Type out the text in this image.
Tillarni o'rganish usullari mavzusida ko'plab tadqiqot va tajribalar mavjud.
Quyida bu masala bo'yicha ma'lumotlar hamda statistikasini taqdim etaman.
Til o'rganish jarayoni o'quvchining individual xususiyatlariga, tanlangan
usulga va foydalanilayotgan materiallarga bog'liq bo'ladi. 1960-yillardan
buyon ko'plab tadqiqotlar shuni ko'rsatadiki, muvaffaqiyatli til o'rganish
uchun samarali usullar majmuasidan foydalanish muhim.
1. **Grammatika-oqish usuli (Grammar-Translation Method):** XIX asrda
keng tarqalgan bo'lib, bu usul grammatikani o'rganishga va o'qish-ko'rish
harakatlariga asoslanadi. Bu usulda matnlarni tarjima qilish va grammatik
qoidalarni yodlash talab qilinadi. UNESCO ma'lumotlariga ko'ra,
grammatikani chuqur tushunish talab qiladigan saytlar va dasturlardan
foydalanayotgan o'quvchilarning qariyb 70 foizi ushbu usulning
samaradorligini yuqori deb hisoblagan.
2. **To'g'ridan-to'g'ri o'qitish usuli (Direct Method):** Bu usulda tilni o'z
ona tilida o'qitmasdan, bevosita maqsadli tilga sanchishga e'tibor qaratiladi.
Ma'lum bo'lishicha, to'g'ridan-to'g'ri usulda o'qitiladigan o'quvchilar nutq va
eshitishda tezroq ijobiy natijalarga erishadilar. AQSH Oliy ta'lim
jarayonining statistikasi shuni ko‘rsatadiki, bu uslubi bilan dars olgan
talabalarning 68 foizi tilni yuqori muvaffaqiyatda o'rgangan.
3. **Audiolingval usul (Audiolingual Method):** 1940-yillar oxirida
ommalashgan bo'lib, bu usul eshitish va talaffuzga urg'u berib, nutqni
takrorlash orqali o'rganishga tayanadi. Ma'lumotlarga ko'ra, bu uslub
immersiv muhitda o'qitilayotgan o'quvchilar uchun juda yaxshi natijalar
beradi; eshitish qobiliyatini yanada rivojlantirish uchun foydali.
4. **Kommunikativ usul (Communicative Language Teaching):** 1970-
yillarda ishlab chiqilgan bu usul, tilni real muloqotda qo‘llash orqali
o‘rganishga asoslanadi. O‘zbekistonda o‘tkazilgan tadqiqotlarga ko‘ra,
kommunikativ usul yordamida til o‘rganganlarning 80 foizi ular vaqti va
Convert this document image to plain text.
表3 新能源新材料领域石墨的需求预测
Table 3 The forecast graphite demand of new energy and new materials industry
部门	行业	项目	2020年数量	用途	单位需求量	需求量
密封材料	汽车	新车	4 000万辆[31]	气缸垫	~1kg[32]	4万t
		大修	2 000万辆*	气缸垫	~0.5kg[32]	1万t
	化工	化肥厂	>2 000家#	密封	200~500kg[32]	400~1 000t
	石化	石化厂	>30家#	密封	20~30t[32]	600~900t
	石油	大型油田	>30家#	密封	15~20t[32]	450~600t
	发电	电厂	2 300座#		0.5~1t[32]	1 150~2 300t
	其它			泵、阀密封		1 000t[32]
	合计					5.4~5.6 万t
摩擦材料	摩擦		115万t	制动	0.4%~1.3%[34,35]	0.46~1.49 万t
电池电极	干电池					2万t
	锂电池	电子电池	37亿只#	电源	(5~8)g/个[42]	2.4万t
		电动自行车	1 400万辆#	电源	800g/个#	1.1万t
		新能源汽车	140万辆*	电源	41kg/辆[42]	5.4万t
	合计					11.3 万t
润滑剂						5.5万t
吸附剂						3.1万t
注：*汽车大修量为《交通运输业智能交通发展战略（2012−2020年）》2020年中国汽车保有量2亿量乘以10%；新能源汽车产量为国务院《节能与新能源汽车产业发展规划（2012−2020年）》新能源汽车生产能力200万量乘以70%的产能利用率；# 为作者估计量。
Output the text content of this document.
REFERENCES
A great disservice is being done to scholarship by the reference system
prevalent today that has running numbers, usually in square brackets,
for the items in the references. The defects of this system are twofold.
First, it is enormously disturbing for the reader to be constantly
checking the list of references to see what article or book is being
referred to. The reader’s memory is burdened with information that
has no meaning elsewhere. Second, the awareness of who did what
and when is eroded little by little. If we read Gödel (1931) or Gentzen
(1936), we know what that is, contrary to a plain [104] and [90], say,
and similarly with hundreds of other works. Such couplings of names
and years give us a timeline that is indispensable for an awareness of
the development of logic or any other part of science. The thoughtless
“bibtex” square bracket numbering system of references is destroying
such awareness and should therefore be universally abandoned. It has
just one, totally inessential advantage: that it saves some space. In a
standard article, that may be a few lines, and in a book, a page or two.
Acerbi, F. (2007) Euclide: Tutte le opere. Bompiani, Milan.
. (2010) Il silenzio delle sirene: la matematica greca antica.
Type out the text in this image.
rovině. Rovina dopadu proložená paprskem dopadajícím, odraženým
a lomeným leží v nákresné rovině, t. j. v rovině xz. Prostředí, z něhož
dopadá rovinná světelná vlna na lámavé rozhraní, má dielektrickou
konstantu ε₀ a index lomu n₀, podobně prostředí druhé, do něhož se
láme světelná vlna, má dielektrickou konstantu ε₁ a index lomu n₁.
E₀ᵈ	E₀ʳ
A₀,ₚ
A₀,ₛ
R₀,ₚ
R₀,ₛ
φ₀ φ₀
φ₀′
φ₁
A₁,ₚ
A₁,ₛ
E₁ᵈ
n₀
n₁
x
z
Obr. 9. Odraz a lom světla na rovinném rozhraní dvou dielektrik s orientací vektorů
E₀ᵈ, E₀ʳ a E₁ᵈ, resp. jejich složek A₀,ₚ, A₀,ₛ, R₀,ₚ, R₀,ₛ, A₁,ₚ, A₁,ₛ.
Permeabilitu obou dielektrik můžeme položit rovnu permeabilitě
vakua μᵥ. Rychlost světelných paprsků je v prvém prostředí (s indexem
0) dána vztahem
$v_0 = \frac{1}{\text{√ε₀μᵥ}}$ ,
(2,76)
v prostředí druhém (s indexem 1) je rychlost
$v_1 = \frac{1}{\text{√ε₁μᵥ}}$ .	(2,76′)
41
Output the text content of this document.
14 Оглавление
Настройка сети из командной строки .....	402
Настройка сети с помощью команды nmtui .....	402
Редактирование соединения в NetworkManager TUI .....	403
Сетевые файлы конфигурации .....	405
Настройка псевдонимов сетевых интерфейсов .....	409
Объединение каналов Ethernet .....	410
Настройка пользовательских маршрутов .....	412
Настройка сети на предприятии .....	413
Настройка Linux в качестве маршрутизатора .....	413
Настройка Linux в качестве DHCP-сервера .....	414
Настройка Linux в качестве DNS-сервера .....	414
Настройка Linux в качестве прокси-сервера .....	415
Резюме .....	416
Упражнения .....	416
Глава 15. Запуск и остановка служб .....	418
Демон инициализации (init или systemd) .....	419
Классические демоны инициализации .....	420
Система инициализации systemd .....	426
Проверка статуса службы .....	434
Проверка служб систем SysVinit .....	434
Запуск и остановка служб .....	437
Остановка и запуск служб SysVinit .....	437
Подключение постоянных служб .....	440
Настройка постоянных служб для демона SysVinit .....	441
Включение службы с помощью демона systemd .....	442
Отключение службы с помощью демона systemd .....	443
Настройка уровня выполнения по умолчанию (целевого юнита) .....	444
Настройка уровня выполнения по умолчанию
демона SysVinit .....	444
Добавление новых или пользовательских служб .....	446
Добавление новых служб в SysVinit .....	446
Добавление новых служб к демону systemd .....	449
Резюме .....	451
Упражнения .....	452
+ + + + + + +
* _TASK BRIEF_: Find the lines containing "выполнения" and list every one of them.

* _RESPONSE BELOW_:
Настройка уровня выполнения по умолчанию (целевого юнита) .....	444
Настройка уровня выполнения по умолчанию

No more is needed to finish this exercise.